BEGIN Supplied information
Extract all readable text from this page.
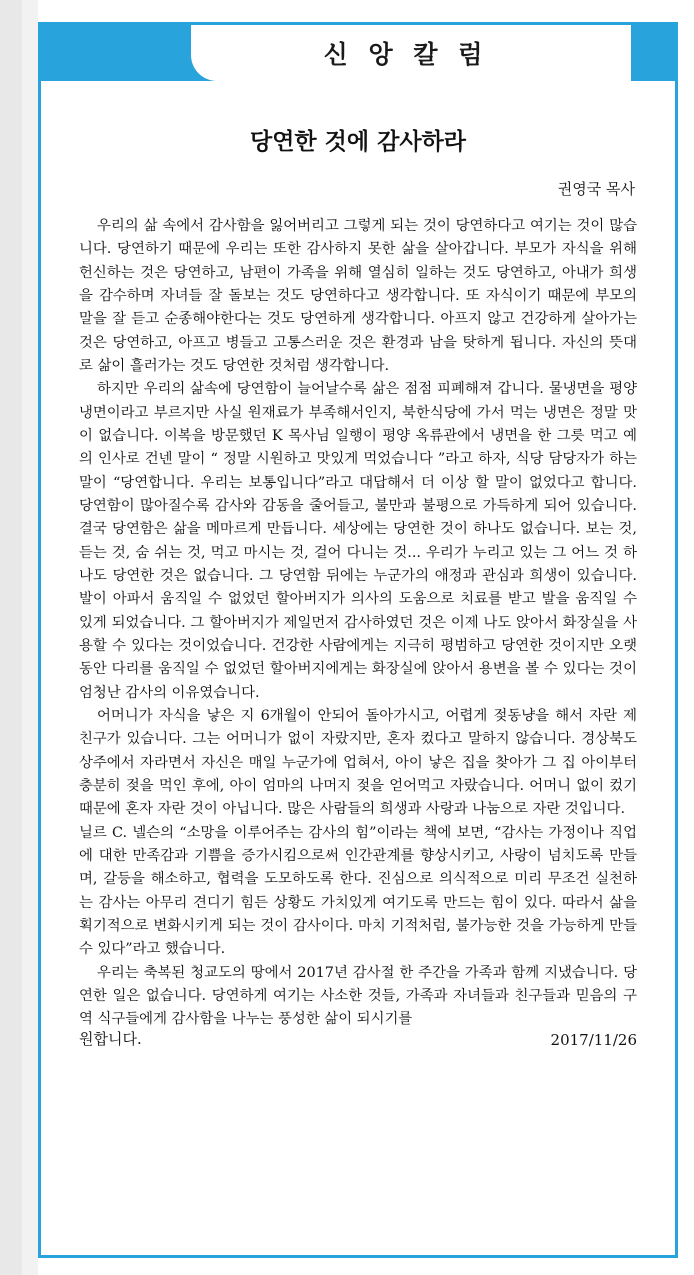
신 앙 칼 럼
당연한 것에 감사하라
권영국 목사

우리의 삶 속에서 감사함을 잃어버리고 그렇게 되는 것이 당연하다고 여기는 것이 많습니다. 당연하기 때문에 우리는 또한 감사하지 못한 삶을 살아갑니다. 부모가 자식을 위해 헌신하는 것은 당연하고, 남편이 가족을 위해 열심히 일하는 것도 당연하고, 아내가 희생을 감수하며 자녀들 잘 돌보는 것도 당연하다고 생각합니다. 또 자식이기 때문에 부모의 말을 잘 듣고 순종해야한다는 것도 당연하게 생각합니다. 아프지 않고 건강하게 살아가는 것은 당연하고, 아프고 병들고 고통스러운 것은 환경과 남을 탓하게 됩니다. 자신의 뜻대로 삶이 흘러가는 것도 당연한 것처럼 생각합니다.

하지만 우리의 삶속에 당연함이 늘어날수록 삶은 점점 피폐해져 갑니다. 물냉면을 평양 냉면이라고 부르지만 사실 원재료가 부족해서인지, 북한식당에 가서 먹는 냉면은 정말 맛이 없습니다. 이복을 방문했던 K 목사님 일행이 평양 옥류관에서 냉면을 한 그릇 먹고 예의 인사로 건넨 말이 “ 정말 시원하고 맛있게 먹었습니다 ”라고 하자, 식당 담당자가 하는 말이 “당연합니다. 우리는 보통입니다”라고 대답해서 더 이상 할 말이 없었다고 합니다. 당연함이 많아질수록 감사와 감동을 줄어들고, 불만과 불평으로 가득하게 되어 있습니다. 결국 당연함은 삶을 메마르게 만듭니다. 세상에는 당연한 것이 하나도 없습니다. 보는 것, 듣는 것, 숨 쉬는 것, 먹고 마시는 것, 걸어 다니는 것... 우리가 누리고 있는 그 어느 것 하나도 당연한 것은 없습니다. 그 당연함 뒤에는 누군가의 애정과 관심과 희생이 있습니다. 발이 아파서 움직일 수 없었던 할아버지가 의사의 도움으로 치료를 받고 발을 움직일 수 있게 되었습니다. 그 할아버지가 제일먼저 감사하였던 것은 이제 나도 앉아서 화장실을 사용할 수 있다는 것이었습니다. 건강한 사람에게는 지극히 평범하고 당연한 것이지만 오랫동안 다리를 움직일 수 없었던 할아버지에게는 화장실에 앉아서 용변을 볼 수 있다는 것이 엄청난 감사의 이유였습니다.

어머니가 자식을 낳은 지 6개월이 안되어 돌아가시고, 어렵게 젖동냥을 해서 자란 제 친구가 있습니다. 그는 어머니가 없이 자랐지만, 혼자 컸다고 말하지 않습니다. 경상북도 상주에서 자라면서 자신은 매일 누군가에 업혀서, 아이 낳은 집을 찾아가 그 집 아이부터 충분히 젖을 먹인 후에, 아이 엄마의 나머지 젖을 얻어먹고 자랐습니다. 어머니 없이 컸기 때문에 혼자 자란 것이 아닙니다. 많은 사람들의 희생과 사랑과 나눔으로 자란 것입니다.

닐르 C. 넬슨의 “소망을 이루어주는 감사의 힘”이라는 책에 보면, “감사는 가정이나 직업에 대한 만족감과 기쁨을 증가시킴으로써 인간관계를 향상시키고, 사랑이 넘치도록 만들며, 갈등을 해소하고, 협력을 도모하도록 한다. 진심으로 의식적으로 미리 무조건 실천하는 감사는 아무리 견디기 힘든 상황도 가치있게 여기도록 만드는 힘이 있다. 따라서 삶을 획기적으로 변화시키게 되는 것이 감사이다. 마치 기적처럼, 불가능한 것을 가능하게 만들 수 있다”라고 했습니다.

우리는 축복된 청교도의 땅에서 2017년 감사절 한 주간을 가족과 함께 지냈습니다. 당연한 일은 없습니다. 당연하게 여기는 사소한 것들, 가족과 자녀들과 친구들과 믿음의 구역 식구들에게 감사함을 나누는 풍성한 삶이 되시기를

원합니다.	2017/11/26
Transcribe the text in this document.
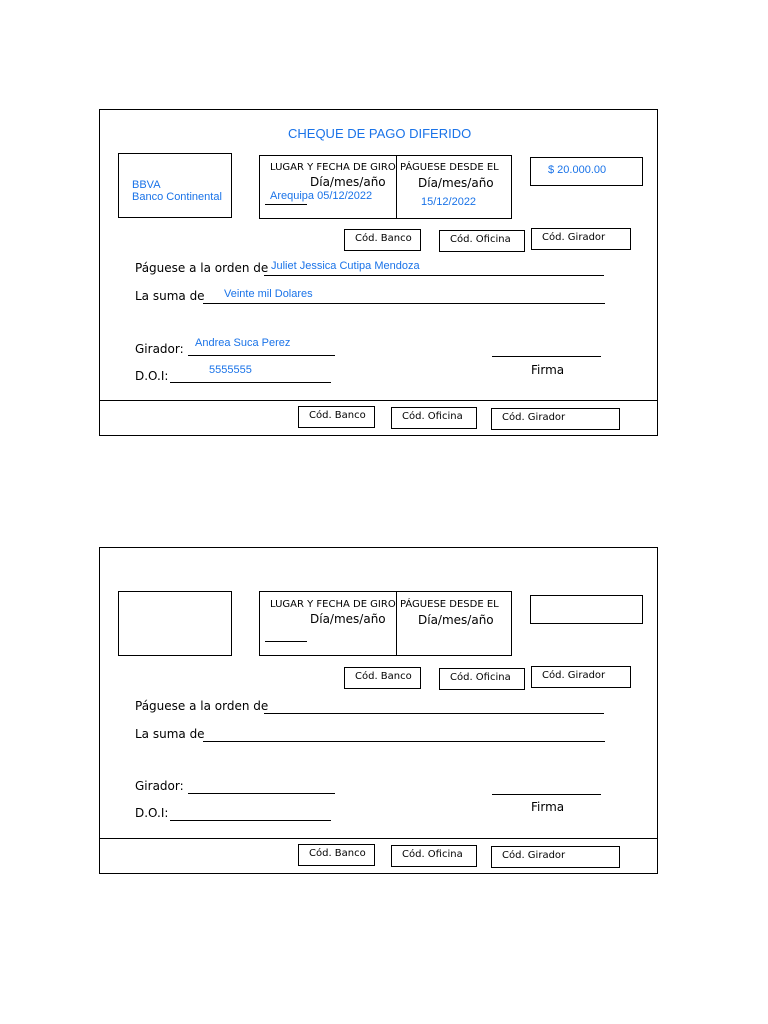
CHEQUE DE PAGO DIFERIDO
BBVA
Banco Continental
LUGAR Y FECHA DE GIRO
Día/mes/año
Arequipa 05/12/2022
PÁGUESE DESDE EL
Día/mes/año
15/12/2022
$ 20.000.00
Cód. Banco	Cód. Oficina	Cód. Girador
Páguese a la orden de Juliet Jessica Cutipa Mendoza
La suma de Veinte mil Dolares
Girador: Andrea Suca Perez
D.O.I:	5555555	Firma
Cód. Banco	Cód. Oficina	Cód. Girador
LUGAR Y FECHA DE GIRO
Día/mes/año
PÁGUESE DESDE EL
Día/mes/año
Cód. Banco	Cód. Oficina	Cód. Girador
Páguese a la orden de
La suma de
Girador:
D.O.I:	Firma
Cód. Banco	Cód. Oficina	Cód. Girador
END Supplied information
# What the task asks
Search the records for the string "text" and return every line in which it occurs.

# Output of the exercise
Extract all readable text from this page.
Transcribe the text in this document.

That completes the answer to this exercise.